-- START Data listing --
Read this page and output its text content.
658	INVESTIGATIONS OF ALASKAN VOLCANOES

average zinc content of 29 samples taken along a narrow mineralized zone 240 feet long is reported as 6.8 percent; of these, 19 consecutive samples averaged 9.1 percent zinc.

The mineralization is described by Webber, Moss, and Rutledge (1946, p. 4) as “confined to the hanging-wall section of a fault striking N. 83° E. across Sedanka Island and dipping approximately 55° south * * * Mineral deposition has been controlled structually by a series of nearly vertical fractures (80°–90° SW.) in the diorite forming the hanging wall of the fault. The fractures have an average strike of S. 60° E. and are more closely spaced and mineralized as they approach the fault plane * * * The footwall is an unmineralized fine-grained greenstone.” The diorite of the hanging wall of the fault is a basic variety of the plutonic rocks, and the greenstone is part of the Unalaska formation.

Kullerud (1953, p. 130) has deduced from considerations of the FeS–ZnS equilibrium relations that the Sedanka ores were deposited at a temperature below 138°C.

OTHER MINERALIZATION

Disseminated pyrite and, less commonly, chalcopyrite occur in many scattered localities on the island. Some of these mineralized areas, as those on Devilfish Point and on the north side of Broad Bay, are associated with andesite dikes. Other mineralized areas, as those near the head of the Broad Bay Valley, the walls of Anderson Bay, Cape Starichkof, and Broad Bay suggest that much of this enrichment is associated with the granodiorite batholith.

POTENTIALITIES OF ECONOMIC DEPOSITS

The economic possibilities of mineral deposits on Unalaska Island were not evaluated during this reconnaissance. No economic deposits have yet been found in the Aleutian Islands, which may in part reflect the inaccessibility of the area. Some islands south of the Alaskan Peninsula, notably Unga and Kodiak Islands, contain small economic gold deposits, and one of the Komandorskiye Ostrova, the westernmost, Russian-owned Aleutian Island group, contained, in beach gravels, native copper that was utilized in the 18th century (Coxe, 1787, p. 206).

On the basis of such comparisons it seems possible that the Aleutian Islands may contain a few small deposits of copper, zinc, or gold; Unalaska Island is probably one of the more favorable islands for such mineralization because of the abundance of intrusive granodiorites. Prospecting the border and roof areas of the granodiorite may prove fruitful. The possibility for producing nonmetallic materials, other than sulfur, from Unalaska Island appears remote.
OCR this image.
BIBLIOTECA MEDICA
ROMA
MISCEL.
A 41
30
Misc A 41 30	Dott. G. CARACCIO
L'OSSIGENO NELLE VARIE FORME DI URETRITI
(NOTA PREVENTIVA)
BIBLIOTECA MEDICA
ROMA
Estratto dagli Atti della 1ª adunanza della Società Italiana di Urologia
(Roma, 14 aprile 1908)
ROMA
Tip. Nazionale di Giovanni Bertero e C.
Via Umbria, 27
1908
-- END Data listing --
*Challenge*: Write out exactly the lines from the line holding "OCR this image." through the last line of the data, and nothing besides those lines.

*Solution to this exercise*:
OCR this image.
BIBLIOTECA MEDICA
ROMA
MISCEL.
A 41
30
Misc A 41 30	Dott. G. CARACCIO
L'OSSIGENO NELLE VARIE FORME DI URETRITI
(NOTA PREVENTIVA)
BIBLIOTECA MEDICA
ROMA
Estratto dagli Atti della 1ª adunanza della Società Italiana di Urologia
(Roma, 14 aprile 1908)
ROMA
Tip. Nazionale di Giovanni Bertero e C.
Via Umbria, 27
1908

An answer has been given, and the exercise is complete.